◆ STATED PROBLEM
Write each record again exactly as it stands.
○ ○ ○ ○ ○ ○ ○
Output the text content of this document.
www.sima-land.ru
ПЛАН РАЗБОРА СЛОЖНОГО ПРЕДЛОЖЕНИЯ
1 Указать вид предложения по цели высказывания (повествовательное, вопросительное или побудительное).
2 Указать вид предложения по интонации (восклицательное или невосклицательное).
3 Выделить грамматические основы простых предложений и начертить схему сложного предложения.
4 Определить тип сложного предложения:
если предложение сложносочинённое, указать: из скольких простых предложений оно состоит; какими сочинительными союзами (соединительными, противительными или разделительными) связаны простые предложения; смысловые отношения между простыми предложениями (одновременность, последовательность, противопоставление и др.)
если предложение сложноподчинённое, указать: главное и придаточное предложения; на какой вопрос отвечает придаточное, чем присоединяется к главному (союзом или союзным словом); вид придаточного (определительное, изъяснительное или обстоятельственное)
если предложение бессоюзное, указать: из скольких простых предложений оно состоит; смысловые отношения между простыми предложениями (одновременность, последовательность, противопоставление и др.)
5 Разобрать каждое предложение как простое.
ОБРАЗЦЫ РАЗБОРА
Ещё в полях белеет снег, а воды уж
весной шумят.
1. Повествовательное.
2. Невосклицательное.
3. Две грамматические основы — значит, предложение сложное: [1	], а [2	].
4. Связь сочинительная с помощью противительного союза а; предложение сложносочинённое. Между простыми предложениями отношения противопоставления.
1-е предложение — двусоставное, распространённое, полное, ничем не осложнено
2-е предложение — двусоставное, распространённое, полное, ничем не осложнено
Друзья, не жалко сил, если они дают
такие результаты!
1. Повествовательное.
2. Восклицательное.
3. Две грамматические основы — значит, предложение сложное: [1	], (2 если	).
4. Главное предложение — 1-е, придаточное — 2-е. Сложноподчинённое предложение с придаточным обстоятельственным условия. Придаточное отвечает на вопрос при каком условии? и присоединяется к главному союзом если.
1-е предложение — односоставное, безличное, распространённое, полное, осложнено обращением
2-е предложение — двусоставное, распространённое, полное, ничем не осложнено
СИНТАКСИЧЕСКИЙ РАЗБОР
○ ○ ○ ○ ○ ○ ○
◆ RESULT FOR THIS EXERCISE
Output the text content of this document.
www.sima-land.ru
ПЛАН РАЗБОРА СЛОЖНОГО ПРЕДЛОЖЕНИЯ
1 Указать вид предложения по цели высказывания (повествовательное, вопросительное или побудительное).
2 Указать вид предложения по интонации (восклицательное или невосклицательное).
3 Выделить грамматические основы простых предложений и начертить схему сложного предложения.
4 Определить тип сложного предложения:
если предложение сложносочинённое, указать: из скольких простых предложений оно состоит; какими сочинительными союзами (соединительными, противительными или разделительными) связаны простые предложения; смысловые отношения между простыми предложениями (одновременность, последовательность, противопоставление и др.)
если предложение сложноподчинённое, указать: главное и придаточное предложения; на какой вопрос отвечает придаточное, чем присоединяется к главному (союзом или союзным словом); вид придаточного (определительное, изъяснительное или обстоятельственное)
если предложение бессоюзное, указать: из скольких простых предложений оно состоит; смысловые отношения между простыми предложениями (одновременность, последовательность, противопоставление и др.)
5 Разобрать каждое предложение как простое.
ОБРАЗЦЫ РАЗБОРА
Ещё в полях белеет снег, а воды уж
весной шумят.
1. Повествовательное.
2. Невосклицательное.
3. Две грамматические основы — значит, предложение сложное: [1	], а [2	].
4. Связь сочинительная с помощью противительного союза а; предложение сложносочинённое. Между простыми предложениями отношения противопоставления.
1-е предложение — двусоставное, распространённое, полное, ничем не осложнено
2-е предложение — двусоставное, распространённое, полное, ничем не осложнено
Друзья, не жалко сил, если они дают
такие результаты!
1. Повествовательное.
2. Восклицательное.
3. Две грамматические основы — значит, предложение сложное: [1	], (2 если	).
4. Главное предложение — 1-е, придаточное — 2-е. Сложноподчинённое предложение с придаточным обстоятельственным условия. Придаточное отвечает на вопрос при каком условии? и присоединяется к главному союзом если.
1-е предложение — односоставное, безличное, распространённое, полное, осложнено обращением
2-е предложение — двусоставное, распространённое, полное, ничем не осложнено
СИНТАКСИЧЕСКИЙ РАЗБОР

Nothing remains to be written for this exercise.